(Excerpt from a dataset)
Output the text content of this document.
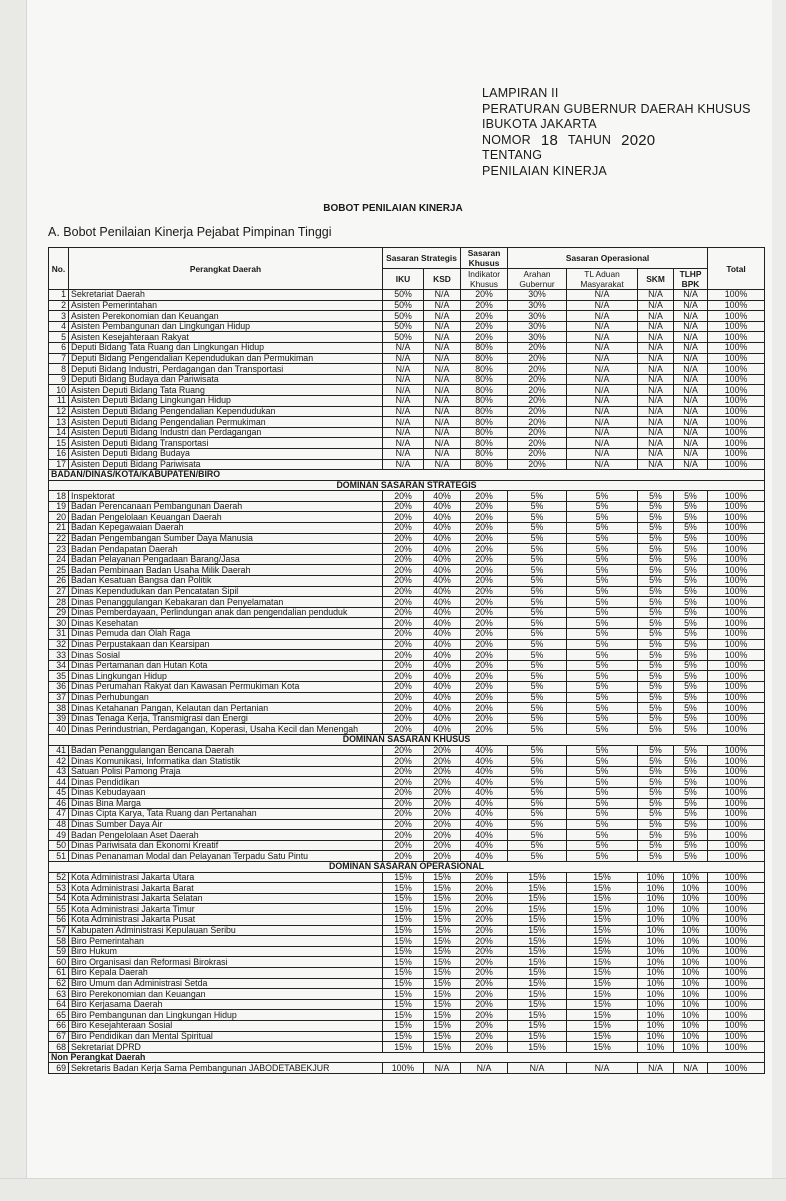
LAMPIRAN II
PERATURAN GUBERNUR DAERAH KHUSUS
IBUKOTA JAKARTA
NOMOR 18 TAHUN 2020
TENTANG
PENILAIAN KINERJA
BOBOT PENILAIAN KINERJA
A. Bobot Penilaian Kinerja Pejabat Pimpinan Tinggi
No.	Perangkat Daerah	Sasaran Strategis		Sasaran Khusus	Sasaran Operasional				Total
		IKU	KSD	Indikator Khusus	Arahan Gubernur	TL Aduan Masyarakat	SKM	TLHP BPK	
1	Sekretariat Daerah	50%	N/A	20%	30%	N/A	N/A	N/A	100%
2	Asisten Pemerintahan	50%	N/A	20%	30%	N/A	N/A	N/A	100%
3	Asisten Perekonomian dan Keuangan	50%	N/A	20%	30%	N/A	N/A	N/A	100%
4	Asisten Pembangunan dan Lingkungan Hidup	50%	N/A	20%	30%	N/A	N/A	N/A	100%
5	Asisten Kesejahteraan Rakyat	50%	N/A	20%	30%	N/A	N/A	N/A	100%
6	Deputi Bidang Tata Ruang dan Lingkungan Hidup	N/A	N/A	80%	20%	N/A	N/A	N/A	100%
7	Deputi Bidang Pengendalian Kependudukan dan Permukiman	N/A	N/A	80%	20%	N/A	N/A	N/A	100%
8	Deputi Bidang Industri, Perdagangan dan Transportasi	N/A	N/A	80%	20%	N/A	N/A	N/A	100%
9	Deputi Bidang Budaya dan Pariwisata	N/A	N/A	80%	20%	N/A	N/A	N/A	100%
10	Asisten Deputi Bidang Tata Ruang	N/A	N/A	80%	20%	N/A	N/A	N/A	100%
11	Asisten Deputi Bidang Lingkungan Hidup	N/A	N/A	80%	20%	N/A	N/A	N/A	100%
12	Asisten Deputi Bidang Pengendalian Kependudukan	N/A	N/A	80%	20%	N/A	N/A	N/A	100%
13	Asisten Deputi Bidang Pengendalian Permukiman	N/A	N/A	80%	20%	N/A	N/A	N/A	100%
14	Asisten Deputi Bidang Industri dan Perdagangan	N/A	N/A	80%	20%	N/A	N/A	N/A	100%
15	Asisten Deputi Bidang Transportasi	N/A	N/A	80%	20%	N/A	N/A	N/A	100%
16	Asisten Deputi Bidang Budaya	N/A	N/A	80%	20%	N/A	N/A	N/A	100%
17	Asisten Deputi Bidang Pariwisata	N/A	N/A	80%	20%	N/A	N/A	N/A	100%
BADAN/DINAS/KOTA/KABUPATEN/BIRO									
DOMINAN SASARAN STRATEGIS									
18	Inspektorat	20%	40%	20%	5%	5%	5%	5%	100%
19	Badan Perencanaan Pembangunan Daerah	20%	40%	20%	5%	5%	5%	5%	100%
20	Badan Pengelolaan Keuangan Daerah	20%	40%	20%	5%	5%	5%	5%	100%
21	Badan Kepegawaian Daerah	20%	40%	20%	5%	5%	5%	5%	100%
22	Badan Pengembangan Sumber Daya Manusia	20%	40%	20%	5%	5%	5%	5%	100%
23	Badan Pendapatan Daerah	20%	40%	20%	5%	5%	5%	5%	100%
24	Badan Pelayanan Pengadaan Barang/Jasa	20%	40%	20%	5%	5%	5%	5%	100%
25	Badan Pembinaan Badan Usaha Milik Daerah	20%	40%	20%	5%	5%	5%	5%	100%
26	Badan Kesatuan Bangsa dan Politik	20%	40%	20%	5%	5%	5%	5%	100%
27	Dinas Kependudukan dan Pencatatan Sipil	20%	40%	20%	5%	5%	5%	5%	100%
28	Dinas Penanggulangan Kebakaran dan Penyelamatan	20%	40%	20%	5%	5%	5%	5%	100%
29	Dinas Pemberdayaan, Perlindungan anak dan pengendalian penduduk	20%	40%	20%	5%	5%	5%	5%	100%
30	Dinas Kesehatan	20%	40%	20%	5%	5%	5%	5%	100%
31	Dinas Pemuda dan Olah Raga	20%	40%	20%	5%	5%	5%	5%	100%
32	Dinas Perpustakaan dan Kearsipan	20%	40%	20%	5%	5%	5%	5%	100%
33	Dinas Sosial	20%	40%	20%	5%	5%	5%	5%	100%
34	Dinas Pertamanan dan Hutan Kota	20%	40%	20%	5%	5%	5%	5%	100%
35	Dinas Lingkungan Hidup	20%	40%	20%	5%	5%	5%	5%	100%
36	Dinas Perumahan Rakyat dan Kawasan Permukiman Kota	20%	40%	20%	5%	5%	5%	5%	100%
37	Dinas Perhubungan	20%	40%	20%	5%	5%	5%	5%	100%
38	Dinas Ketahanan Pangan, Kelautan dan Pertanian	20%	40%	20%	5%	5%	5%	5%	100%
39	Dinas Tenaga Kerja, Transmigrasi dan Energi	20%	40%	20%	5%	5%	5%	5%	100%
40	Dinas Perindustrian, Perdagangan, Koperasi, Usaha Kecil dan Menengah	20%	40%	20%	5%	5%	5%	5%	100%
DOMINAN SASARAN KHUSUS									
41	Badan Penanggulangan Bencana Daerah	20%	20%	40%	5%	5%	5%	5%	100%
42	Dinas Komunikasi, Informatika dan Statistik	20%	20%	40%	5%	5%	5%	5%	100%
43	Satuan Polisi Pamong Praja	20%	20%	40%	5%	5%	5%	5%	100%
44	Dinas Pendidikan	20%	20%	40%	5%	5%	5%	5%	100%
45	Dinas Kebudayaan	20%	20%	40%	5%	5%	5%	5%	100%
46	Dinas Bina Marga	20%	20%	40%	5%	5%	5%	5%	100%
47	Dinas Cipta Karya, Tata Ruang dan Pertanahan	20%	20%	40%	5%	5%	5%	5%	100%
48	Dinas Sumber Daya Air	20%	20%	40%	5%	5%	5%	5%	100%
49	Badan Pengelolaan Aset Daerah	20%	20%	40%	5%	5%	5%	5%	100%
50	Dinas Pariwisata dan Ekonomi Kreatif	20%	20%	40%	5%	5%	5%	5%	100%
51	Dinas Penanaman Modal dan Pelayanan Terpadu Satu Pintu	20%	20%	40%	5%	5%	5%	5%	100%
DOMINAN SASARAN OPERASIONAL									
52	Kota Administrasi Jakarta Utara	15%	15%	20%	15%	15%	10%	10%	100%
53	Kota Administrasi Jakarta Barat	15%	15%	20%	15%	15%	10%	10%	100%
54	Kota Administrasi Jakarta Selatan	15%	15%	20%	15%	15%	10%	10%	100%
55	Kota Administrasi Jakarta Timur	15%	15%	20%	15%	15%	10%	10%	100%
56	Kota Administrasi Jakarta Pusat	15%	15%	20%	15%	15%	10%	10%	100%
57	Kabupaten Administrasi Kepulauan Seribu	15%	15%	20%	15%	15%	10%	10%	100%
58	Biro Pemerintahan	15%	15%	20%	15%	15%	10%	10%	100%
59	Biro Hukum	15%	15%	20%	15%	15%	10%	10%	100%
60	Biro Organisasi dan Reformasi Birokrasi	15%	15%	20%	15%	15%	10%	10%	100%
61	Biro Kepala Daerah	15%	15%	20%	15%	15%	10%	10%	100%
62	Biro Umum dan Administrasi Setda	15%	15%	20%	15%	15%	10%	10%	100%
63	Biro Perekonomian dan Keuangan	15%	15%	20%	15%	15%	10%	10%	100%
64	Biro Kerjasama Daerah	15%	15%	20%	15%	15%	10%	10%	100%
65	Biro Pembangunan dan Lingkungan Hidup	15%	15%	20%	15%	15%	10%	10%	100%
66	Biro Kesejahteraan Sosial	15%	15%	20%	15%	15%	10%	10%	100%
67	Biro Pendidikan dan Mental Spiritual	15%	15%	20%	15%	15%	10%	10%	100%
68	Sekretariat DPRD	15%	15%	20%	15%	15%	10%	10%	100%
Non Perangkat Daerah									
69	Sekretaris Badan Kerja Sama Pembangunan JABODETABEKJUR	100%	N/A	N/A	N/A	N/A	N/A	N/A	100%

* * *

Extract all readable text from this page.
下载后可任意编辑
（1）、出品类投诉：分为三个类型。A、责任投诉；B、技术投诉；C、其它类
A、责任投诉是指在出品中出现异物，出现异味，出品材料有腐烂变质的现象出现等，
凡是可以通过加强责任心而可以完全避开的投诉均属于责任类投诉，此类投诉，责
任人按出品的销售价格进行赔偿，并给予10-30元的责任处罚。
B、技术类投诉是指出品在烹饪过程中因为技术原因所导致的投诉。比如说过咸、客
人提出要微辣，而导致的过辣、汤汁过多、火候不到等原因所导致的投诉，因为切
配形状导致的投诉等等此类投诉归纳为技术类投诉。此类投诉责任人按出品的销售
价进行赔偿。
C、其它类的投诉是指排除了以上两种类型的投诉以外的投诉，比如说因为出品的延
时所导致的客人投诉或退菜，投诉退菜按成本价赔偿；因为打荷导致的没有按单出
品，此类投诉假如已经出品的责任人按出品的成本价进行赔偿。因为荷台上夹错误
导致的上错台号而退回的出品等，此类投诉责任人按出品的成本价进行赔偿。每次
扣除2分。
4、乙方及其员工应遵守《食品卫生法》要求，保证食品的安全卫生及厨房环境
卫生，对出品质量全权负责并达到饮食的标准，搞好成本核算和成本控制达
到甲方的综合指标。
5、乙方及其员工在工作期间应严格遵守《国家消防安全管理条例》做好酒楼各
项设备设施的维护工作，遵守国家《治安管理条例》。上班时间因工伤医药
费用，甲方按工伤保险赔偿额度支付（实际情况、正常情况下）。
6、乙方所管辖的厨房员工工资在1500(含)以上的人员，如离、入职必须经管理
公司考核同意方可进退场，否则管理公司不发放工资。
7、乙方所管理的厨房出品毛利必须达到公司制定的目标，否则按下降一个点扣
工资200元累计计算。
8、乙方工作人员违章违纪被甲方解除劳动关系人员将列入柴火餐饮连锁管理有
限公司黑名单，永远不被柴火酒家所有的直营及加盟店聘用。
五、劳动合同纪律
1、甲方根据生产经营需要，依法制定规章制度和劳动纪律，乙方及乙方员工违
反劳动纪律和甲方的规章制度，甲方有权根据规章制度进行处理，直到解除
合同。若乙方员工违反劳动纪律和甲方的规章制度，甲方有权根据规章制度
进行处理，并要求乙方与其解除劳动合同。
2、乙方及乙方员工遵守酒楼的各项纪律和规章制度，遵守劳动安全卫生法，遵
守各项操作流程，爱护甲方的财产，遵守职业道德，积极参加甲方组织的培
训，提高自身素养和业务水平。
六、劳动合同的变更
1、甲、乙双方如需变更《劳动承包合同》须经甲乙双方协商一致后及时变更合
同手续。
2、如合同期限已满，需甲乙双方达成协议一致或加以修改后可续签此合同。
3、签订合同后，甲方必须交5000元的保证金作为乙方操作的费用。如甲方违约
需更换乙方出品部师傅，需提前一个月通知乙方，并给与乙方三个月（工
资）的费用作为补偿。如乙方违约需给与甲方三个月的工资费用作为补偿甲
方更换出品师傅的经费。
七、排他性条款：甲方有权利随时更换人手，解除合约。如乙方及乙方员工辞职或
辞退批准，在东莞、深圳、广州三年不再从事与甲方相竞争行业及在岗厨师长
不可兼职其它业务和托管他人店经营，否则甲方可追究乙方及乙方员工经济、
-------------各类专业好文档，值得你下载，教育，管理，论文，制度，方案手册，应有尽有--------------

### Aim of the task
Determine how many lines of the entries above carry the string "Pembangunan", and give that number alone.

### Response
4